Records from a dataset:
— Start —

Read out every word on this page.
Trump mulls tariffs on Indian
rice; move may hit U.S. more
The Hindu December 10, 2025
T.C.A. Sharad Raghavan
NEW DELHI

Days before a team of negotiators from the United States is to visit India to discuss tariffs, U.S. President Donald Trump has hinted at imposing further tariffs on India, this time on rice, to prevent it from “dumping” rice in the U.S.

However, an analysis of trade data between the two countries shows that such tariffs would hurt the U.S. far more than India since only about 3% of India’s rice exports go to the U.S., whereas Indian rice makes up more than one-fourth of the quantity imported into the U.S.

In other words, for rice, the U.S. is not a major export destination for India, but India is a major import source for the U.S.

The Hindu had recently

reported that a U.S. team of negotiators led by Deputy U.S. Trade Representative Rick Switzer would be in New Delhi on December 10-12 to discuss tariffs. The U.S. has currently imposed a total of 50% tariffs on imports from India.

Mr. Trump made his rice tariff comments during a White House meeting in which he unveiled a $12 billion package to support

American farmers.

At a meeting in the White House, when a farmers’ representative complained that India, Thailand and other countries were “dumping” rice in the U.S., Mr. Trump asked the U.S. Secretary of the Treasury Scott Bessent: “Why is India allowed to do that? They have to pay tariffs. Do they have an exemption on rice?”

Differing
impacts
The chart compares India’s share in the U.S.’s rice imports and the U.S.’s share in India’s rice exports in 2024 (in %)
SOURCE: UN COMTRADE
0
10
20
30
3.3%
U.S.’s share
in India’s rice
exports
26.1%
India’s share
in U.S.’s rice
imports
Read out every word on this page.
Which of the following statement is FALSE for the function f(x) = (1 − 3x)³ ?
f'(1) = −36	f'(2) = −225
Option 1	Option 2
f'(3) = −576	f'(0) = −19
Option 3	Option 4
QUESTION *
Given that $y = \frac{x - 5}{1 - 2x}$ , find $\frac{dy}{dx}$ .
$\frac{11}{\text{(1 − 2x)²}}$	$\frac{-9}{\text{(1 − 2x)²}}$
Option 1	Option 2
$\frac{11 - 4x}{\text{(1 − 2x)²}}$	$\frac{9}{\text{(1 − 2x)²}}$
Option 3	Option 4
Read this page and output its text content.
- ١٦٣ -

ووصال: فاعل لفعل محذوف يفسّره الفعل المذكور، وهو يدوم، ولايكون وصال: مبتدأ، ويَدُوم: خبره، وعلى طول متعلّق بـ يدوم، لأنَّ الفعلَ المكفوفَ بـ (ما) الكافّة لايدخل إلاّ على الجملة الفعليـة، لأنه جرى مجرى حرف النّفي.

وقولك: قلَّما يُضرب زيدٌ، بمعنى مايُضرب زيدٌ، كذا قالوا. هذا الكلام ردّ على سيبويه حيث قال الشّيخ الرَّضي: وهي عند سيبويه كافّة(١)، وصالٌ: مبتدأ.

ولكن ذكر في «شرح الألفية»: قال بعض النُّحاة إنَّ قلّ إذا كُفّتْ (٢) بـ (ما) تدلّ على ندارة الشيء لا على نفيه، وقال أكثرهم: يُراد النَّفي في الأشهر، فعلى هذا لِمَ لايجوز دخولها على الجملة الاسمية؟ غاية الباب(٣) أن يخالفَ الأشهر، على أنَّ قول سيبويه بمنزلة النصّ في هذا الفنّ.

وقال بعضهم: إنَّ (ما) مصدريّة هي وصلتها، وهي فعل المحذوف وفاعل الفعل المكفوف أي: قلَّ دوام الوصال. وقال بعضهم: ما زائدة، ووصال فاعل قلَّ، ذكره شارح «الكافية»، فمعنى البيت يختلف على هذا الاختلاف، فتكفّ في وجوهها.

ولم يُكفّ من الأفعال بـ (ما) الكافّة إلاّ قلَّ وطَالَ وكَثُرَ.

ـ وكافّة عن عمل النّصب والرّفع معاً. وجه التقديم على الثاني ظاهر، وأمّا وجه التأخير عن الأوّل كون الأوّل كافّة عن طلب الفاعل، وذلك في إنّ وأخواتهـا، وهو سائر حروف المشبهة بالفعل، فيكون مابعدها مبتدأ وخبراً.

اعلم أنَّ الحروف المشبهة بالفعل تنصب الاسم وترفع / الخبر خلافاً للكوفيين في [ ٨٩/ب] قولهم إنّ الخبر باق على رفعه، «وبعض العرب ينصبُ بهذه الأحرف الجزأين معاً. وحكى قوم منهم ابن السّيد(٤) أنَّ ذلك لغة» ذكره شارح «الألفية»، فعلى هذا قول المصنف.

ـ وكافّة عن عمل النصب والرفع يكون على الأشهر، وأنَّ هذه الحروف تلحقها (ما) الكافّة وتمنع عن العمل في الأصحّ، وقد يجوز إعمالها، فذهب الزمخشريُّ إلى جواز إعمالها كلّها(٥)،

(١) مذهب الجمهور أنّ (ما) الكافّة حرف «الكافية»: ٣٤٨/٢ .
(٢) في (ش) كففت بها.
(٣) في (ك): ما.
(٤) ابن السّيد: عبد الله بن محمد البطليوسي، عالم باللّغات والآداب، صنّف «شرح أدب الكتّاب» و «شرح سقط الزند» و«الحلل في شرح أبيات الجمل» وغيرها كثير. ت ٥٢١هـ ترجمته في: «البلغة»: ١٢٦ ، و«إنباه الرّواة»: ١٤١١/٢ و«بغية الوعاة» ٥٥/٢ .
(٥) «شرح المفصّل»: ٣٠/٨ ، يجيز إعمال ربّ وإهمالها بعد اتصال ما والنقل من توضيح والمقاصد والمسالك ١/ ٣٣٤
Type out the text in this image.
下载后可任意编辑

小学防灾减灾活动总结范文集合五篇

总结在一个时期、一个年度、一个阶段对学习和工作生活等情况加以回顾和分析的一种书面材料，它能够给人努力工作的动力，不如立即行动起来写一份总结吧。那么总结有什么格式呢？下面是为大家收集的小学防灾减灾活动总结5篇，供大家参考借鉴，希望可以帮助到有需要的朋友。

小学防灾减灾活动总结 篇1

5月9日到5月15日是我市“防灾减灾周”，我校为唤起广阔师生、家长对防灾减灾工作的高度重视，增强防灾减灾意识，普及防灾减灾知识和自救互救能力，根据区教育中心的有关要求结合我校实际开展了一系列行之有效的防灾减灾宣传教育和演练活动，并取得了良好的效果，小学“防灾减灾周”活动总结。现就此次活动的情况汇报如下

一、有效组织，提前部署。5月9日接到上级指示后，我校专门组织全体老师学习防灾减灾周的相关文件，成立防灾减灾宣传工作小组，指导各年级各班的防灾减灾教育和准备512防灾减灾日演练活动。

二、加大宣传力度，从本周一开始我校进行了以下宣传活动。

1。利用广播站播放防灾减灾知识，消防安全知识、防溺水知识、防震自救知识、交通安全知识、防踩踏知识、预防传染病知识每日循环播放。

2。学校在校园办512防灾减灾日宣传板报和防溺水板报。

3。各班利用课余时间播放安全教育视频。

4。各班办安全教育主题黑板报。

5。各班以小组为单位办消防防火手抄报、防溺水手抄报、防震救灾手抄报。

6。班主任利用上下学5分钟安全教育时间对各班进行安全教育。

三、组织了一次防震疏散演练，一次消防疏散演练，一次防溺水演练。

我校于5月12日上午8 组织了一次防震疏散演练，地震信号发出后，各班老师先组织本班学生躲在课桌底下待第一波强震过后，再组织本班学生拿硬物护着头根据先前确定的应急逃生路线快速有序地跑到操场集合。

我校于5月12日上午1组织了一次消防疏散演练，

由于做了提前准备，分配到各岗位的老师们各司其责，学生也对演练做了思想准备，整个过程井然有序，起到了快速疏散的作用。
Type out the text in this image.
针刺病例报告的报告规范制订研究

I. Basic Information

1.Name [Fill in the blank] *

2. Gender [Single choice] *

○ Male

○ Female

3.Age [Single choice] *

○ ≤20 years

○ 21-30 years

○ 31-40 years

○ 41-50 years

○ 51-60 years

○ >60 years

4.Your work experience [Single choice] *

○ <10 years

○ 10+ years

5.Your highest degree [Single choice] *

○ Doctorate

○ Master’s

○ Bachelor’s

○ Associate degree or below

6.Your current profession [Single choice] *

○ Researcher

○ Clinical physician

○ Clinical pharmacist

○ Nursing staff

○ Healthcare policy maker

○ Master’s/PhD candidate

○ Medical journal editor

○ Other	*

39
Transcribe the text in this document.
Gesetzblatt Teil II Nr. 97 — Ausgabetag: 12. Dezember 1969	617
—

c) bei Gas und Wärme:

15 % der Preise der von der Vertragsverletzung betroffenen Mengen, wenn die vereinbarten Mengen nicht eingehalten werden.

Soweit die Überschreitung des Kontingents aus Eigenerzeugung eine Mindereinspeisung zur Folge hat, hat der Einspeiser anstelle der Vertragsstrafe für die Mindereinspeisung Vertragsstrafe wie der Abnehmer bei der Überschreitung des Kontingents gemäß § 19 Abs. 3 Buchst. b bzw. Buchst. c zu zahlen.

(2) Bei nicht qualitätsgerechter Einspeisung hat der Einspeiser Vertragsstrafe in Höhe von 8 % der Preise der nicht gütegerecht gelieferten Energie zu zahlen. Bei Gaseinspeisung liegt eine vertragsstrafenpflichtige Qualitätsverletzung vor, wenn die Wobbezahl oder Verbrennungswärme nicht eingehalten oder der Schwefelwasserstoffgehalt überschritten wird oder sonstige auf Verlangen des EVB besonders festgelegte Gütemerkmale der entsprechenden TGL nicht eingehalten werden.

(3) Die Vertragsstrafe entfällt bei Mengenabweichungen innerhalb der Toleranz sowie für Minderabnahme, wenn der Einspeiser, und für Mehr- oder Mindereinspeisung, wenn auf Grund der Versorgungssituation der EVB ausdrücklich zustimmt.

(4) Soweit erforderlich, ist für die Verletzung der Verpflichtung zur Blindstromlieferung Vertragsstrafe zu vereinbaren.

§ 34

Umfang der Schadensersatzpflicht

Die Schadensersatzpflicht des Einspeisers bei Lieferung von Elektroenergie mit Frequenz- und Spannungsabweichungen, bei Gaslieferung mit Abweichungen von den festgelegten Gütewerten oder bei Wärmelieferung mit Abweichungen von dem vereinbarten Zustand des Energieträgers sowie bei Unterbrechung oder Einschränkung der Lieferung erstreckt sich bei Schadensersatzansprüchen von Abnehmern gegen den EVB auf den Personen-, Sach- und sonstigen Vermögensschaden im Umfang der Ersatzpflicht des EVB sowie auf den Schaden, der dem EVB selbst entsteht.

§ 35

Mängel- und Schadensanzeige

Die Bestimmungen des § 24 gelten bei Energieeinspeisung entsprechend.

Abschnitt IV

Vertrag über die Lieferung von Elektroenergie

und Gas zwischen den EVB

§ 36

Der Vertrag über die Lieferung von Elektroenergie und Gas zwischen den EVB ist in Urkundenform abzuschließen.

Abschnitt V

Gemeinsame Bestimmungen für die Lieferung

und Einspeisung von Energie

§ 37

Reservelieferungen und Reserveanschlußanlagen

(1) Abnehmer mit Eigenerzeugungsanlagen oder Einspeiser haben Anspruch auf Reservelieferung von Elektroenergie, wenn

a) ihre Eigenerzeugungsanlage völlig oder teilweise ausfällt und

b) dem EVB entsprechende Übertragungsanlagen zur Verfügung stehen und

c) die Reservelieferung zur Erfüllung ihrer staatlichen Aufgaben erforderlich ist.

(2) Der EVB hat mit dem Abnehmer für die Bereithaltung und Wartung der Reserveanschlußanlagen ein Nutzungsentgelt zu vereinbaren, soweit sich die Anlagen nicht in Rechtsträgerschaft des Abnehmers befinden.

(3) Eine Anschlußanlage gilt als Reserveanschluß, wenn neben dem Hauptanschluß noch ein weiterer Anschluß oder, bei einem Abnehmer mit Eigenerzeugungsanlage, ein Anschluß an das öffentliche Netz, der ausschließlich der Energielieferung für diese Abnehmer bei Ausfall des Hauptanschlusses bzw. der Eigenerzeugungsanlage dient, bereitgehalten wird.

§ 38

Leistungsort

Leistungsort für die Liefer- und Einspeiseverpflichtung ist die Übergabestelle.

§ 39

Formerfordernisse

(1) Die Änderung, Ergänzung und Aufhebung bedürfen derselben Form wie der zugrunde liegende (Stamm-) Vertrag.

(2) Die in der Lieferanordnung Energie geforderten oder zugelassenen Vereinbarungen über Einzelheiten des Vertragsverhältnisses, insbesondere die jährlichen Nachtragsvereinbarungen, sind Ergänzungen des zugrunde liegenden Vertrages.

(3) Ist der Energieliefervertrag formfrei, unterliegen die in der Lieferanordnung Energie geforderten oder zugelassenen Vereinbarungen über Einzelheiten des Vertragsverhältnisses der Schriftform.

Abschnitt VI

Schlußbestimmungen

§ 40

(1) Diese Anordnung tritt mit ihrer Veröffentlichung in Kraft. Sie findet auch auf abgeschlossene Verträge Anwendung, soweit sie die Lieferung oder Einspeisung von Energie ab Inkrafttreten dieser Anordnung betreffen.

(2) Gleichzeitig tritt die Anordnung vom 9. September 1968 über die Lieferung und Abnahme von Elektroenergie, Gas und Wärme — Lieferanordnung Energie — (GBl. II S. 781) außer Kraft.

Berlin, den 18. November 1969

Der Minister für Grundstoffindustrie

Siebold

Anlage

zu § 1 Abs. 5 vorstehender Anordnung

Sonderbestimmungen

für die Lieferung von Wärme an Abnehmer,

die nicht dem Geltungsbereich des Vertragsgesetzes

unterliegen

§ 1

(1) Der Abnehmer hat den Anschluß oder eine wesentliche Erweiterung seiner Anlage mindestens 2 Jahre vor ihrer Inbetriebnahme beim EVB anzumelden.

— End —

Exercise task: Make a copy of each line that contains the string "December".

Answer to the problem:
The Hindu December 10, 2025
reported that a U.S. team of negotiators led by Deputy U.S. Trade Representative Rick Switzer would be in New Delhi on December 10-12 to discuss tariffs. The U.S. has currently imposed a total of 50% tariffs on imports from India.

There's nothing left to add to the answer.